▶ Stated exercise
Can you retype every record below exactly as written?

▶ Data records
§

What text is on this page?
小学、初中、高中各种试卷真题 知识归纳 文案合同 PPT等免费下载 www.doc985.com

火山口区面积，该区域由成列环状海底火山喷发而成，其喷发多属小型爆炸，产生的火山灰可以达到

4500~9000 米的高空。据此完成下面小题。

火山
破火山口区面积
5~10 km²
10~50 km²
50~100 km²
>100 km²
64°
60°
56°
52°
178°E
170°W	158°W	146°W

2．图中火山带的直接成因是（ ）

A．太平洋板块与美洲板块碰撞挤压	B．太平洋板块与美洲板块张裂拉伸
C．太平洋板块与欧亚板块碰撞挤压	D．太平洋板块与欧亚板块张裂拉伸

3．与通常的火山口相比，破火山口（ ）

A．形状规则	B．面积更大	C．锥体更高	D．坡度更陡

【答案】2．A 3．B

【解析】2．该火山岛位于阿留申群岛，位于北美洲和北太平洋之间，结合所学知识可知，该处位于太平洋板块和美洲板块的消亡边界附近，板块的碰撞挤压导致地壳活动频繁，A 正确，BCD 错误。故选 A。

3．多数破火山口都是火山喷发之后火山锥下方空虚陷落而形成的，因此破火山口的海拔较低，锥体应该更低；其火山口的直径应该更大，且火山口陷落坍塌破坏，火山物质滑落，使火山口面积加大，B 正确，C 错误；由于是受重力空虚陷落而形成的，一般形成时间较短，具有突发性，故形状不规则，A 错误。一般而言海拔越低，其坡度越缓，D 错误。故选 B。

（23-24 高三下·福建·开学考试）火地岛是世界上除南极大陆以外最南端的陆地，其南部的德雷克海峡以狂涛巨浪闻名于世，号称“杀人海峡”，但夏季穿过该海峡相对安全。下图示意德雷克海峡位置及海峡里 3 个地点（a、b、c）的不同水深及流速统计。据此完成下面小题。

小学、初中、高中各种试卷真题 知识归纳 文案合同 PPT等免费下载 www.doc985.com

§

▶ Answer for this exercise
What text is on this page?
小学、初中、高中各种试卷真题 知识归纳 文案合同 PPT等免费下载 www.doc985.com

火山口区面积，该区域由成列环状海底火山喷发而成，其喷发多属小型爆炸，产生的火山灰可以达到

4500~9000 米的高空。据此完成下面小题。

火山
破火山口区面积
5~10 km²
10~50 km²
50~100 km²
>100 km²
64°
60°
56°
52°
178°E
170°W	158°W	146°W

2．图中火山带的直接成因是（ ）

A．太平洋板块与美洲板块碰撞挤压	B．太平洋板块与美洲板块张裂拉伸
C．太平洋板块与欧亚板块碰撞挤压	D．太平洋板块与欧亚板块张裂拉伸

3．与通常的火山口相比，破火山口（ ）

A．形状规则	B．面积更大	C．锥体更高	D．坡度更陡

【答案】2．A 3．B

【解析】2．该火山岛位于阿留申群岛，位于北美洲和北太平洋之间，结合所学知识可知，该处位于太平洋板块和美洲板块的消亡边界附近，板块的碰撞挤压导致地壳活动频繁，A 正确，BCD 错误。故选 A。

3．多数破火山口都是火山喷发之后火山锥下方空虚陷落而形成的，因此破火山口的海拔较低，锥体应该更低；其火山口的直径应该更大，且火山口陷落坍塌破坏，火山物质滑落，使火山口面积加大，B 正确，C 错误；由于是受重力空虚陷落而形成的，一般形成时间较短，具有突发性，故形状不规则，A 错误。一般而言海拔越低，其坡度越缓，D 错误。故选 B。

（23-24 高三下·福建·开学考试）火地岛是世界上除南极大陆以外最南端的陆地，其南部的德雷克海峡以狂涛巨浪闻名于世，号称“杀人海峡”，但夏季穿过该海峡相对安全。下图示意德雷克海峡位置及海峡里 3 个地点（a、b、c）的不同水深及流速统计。据此完成下面小题。

小学、初中、高中各种试卷真题 知识归纳 文案合同 PPT等免费下载 www.doc985.com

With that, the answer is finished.